**Extrait source**
·····

Leçon apprise pour Serge Nguena, et ce n’est pas le froid qui lui a fait peur puisque le Camerounais a posé ses valises au Canada depuis maintenant huit ans.  « Je n’avais pas vraiment le projet de venir au Canada. Je venais de finir ma maîtrise en biochimie. Je voulais poursuivre en doctorat sauf que chez nous, pour rentrer en thèse, il faut payer. C’est quelque chose comme 10 000 $. Sauf que le niveau de vie n’est pas le même qu’au Canada, les familles se ruinent au Cameroun pour envoyer leurs enfants en doctorat.

« De mon côté, ce n’était pas envisageable. Alors j’ai postulé en Italie. Je parlais un peu italien, j’avais fait trois ans de cours. Mais je n’étais pas sûr d’avoir le niveau. J’ai postulé en France aussi. Sauf que c’est très difficile d’avoir une place en doctorat en France, déjà pour les Français, alors pour les étudiants étrangers…

« C’est là qu’est apparue l’option de venir au Canada. Je me suis lancé et en arrivant, j’ai compris que mes diplômes n’étaient même pas reconnus. J’étais coincé. »

Pourtant, là encore, Serge Nguena ne se décourage pas.  « J’ai décidé de reprendre mes études à l’Université de Saint-Boniface. Alors j’ai commencé en études infirmiers. À trois mois de finir ma première année, l’université m’a demandé un test de langue anglaise. Finalement, les choses n’ont pas fonctionné. Je me suis donc réorienté dans un baccalauréat en éducation. »

·····

**Consignes**
**a)** Relevez tous les pays cités dans l'extrait sur le parcours de Serge Nguena.
**b)** D'après l'extrait sur le parcours de Serge Nguena, combien d'années de cours d'italien avait-il suivies ?
**c)** Prolongez le récit du parcours de Serge Nguena à partir de sa dernière phrase.

**Données affichées**
·····

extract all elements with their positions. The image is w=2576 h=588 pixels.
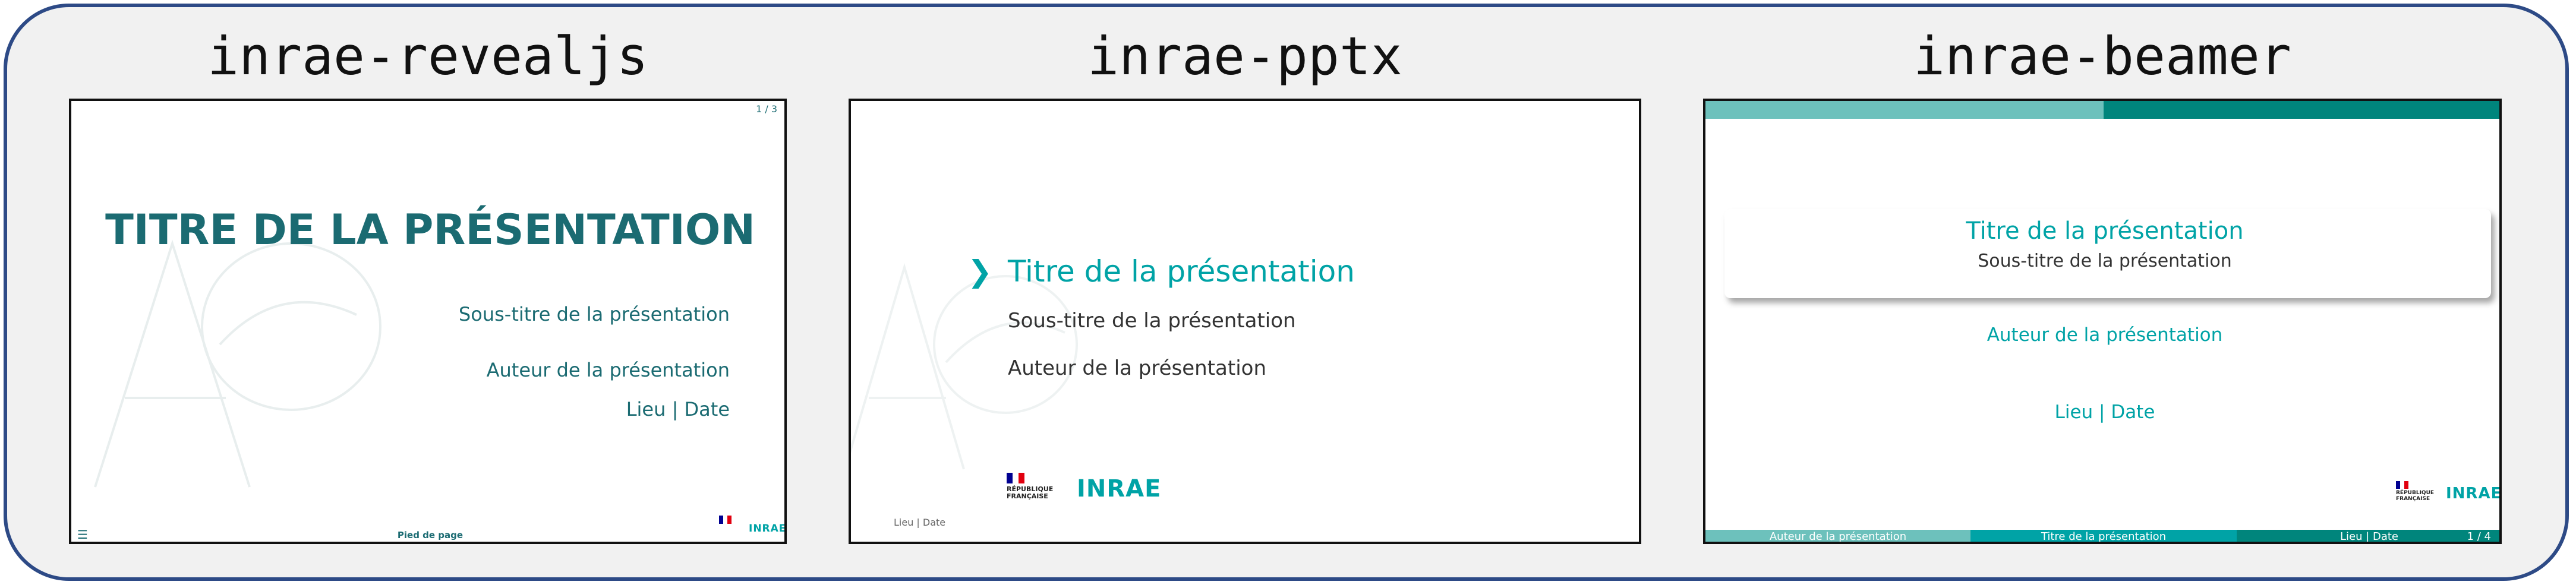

·····

**Réponses de l'exercice**
**a)** Canada, Cameroun, Italie, France

**b)** Il avait suivi trois ans de cours d'italien.

**c)**
Une force de caractère

Francophone, Serge Nguena était ravi de découvrir que l’Ouest canadien offrait des occasions de s’épanouir en français. « J’avais entendu parler du Manitoba parce que c’est l’une des provinces avec les frais de scolarité les plus bas du pays. Je savais qu’il y avait une communauté francophone. Mais je ne l’imaginais pas si grande et si vivante!

« C’est drôle parce que j’ai quitté mon pays où le français est majoritaire et où des guerres ont lieu avec les régions anglophones minoritaires. Je suis arrivé au Manitoba où le français est minoritaire dans une province anglophone. Cette expérience m’a permis de mieux comprendre ce qui se passait dans mon pays. C’est fou qu’il faille quitter son pays pour mieux le comprendre. »

Heureusement que Serge Nguena est capable de relativiser les choses de la vie, car il a traversé des épreuves qui auraient pu lui faire baisser les bras. « Je me suis retrouvé à terminer mon baccalauréat en pleine année de pandémie. Notre stage était donc annulé jusqu’à nouvel ordre. Sauf que mon passeport arrivait à expiration, ainsi que mon permis d’études. Mon ambassade me disait de m’adresser à l’Immigration et l’Immigration de m’adresser à mon ambassade! C’était un véritable stress. Je suis tombé en dépression. Je n’avais plus rien : ni passeport, ni papiers d’immigration, ni carte de santé, ni carte de crédit.

« J’ai écrit aux députés, aux sénateurs, au Premier ministre canadien, à l’Immigration. Je n’avais aucune réponse. Finalement, fin 2020, le ministre de l’Immigration a promis de faire quelque chose pour ceux qui sont en situation difficile. J’ai reçu une lettre fin 2021 qui me disait que je pouvais travailler avec ce papier. »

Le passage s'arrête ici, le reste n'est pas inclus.